-- BEGIN Data listing --

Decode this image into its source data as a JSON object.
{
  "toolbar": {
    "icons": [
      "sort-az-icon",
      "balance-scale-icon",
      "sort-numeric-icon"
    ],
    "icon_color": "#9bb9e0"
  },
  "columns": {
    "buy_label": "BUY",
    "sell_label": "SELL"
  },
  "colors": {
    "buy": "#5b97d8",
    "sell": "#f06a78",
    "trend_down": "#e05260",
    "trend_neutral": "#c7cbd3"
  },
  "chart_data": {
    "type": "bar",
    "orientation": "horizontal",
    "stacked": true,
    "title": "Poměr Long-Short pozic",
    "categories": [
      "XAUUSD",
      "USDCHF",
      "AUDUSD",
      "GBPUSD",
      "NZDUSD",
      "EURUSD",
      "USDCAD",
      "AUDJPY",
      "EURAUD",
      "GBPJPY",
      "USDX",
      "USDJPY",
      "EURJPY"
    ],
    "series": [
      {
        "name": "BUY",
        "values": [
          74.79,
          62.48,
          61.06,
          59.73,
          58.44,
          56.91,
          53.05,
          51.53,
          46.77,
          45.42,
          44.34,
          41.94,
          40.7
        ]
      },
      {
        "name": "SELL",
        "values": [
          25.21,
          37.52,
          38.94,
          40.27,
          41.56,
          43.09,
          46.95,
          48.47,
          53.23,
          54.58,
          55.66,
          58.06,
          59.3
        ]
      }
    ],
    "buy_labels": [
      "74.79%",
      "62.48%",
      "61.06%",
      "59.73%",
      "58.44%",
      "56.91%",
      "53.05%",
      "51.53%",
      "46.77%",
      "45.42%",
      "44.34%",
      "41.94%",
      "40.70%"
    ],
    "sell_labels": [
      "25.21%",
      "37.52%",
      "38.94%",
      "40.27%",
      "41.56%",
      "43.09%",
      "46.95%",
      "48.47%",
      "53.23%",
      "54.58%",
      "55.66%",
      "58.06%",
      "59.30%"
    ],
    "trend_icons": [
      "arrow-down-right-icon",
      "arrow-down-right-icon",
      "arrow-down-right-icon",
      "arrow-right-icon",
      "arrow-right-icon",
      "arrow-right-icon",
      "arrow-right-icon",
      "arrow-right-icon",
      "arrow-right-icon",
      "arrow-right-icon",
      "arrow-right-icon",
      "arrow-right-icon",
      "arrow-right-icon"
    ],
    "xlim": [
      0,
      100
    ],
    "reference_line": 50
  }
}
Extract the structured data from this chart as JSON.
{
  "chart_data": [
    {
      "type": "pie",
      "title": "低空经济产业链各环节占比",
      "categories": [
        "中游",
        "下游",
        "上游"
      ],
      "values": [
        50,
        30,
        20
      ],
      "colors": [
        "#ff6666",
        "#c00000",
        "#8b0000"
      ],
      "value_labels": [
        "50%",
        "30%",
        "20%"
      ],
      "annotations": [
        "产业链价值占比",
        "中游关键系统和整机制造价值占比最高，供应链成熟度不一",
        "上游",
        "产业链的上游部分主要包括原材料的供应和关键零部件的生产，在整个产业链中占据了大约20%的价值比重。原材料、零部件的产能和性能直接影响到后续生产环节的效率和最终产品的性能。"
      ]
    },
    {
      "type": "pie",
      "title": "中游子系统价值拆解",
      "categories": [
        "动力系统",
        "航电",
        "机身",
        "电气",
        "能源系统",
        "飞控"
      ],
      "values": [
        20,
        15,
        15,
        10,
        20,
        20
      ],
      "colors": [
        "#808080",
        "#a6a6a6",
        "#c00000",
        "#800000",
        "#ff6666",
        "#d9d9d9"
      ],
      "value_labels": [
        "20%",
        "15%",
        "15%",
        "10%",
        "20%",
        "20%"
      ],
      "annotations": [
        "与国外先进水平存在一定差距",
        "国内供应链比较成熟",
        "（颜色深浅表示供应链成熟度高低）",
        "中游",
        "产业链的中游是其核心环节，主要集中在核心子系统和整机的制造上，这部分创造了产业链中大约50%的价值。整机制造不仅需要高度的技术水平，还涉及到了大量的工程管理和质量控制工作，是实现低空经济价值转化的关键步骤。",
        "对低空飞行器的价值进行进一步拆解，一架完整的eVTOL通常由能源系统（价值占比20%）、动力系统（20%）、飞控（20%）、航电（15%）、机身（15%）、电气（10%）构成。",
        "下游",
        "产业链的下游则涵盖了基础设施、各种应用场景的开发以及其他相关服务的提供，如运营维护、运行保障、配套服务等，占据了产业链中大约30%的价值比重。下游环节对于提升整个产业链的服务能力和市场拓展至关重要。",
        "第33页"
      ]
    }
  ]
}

-- END Data listing --

_What is expected_
Set all of the records down again, exactly as they stand.

_Worked solution_
Decode this image into its source data as a JSON object.
{
  "toolbar": {
    "icons": [
      "sort-az-icon",
      "balance-scale-icon",
      "sort-numeric-icon"
    ],
    "icon_color": "#9bb9e0"
  },
  "columns": {
    "buy_label": "BUY",
    "sell_label": "SELL"
  },
  "colors": {
    "buy": "#5b97d8",
    "sell": "#f06a78",
    "trend_down": "#e05260",
    "trend_neutral": "#c7cbd3"
  },
  "chart_data": {
    "type": "bar",
    "orientation": "horizontal",
    "stacked": true,
    "title": "Poměr Long-Short pozic",
    "categories": [
      "XAUUSD",
      "USDCHF",
      "AUDUSD",
      "GBPUSD",
      "NZDUSD",
      "EURUSD",
      "USDCAD",
      "AUDJPY",
      "EURAUD",
      "GBPJPY",
      "USDX",
      "USDJPY",
      "EURJPY"
    ],
    "series": [
      {
        "name": "BUY",
        "values": [
          74.79,
          62.48,
          61.06,
          59.73,
          58.44,
          56.91,
          53.05,
          51.53,
          46.77,
          45.42,
          44.34,
          41.94,
          40.7
        ]
      },
      {
        "name": "SELL",
        "values": [
          25.21,
          37.52,
          38.94,
          40.27,
          41.56,
          43.09,
          46.95,
          48.47,
          53.23,
          54.58,
          55.66,
          58.06,
          59.3
        ]
      }
    ],
    "buy_labels": [
      "74.79%",
      "62.48%",
      "61.06%",
      "59.73%",
      "58.44%",
      "56.91%",
      "53.05%",
      "51.53%",
      "46.77%",
      "45.42%",
      "44.34%",
      "41.94%",
      "40.70%"
    ],
    "sell_labels": [
      "25.21%",
      "37.52%",
      "38.94%",
      "40.27%",
      "41.56%",
      "43.09%",
      "46.95%",
      "48.47%",
      "53.23%",
      "54.58%",
      "55.66%",
      "58.06%",
      "59.30%"
    ],
    "trend_icons": [
      "arrow-down-right-icon",
      "arrow-down-right-icon",
      "arrow-down-right-icon",
      "arrow-right-icon",
      "arrow-right-icon",
      "arrow-right-icon",
      "arrow-right-icon",
      "arrow-right-icon",
      "arrow-right-icon",
      "arrow-right-icon",
      "arrow-right-icon",
      "arrow-right-icon",
      "arrow-right-icon"
    ],
    "xlim": [
      0,
      100
    ],
    "reference_line": 50
  }
}
Extract the structured data from this chart as JSON.
{
  "chart_data": [
    {
      "type": "pie",
      "title": "低空经济产业链各环节占比",
      "categories": [
        "中游",
        "下游",
        "上游"
      ],
      "values": [
        50,
        30,
        20
      ],
      "colors": [
        "#ff6666",
        "#c00000",
        "#8b0000"
      ],
      "value_labels": [
        "50%",
        "30%",
        "20%"
      ],
      "annotations": [
        "产业链价值占比",
        "中游关键系统和整机制造价值占比最高，供应链成熟度不一",
        "上游",
        "产业链的上游部分主要包括原材料的供应和关键零部件的生产，在整个产业链中占据了大约20%的价值比重。原材料、零部件的产能和性能直接影响到后续生产环节的效率和最终产品的性能。"
      ]
    },
    {
      "type": "pie",
      "title": "中游子系统价值拆解",
      "categories": [
        "动力系统",
        "航电",
        "机身",
        "电气",
        "能源系统",
        "飞控"
      ],
      "values": [
        20,
        15,
        15,
        10,
        20,
        20
      ],
      "colors": [
        "#808080",
        "#a6a6a6",
        "#c00000",
        "#800000",
        "#ff6666",
        "#d9d9d9"
      ],
      "value_labels": [
        "20%",
        "15%",
        "15%",
        "10%",
        "20%",
        "20%"
      ],
      "annotations": [
        "与国外先进水平存在一定差距",
        "国内供应链比较成熟",
        "（颜色深浅表示供应链成熟度高低）",
        "中游",
        "产业链的中游是其核心环节，主要集中在核心子系统和整机的制造上，这部分创造了产业链中大约50%的价值。整机制造不仅需要高度的技术水平，还涉及到了大量的工程管理和质量控制工作，是实现低空经济价值转化的关键步骤。",
        "对低空飞行器的价值进行进一步拆解，一架完整的eVTOL通常由能源系统（价值占比20%）、动力系统（20%）、飞控（20%）、航电（15%）、机身（15%）、电气（10%）构成。",
        "下游",
        "产业链的下游则涵盖了基础设施、各种应用场景的开发以及其他相关服务的提供，如运营维护、运行保障、配套服务等，占据了产业链中大约30%的价值比重。下游环节对于提升整个产业链的服务能力和市场拓展至关重要。",
        "第33页"
      ]
    }
  ]
}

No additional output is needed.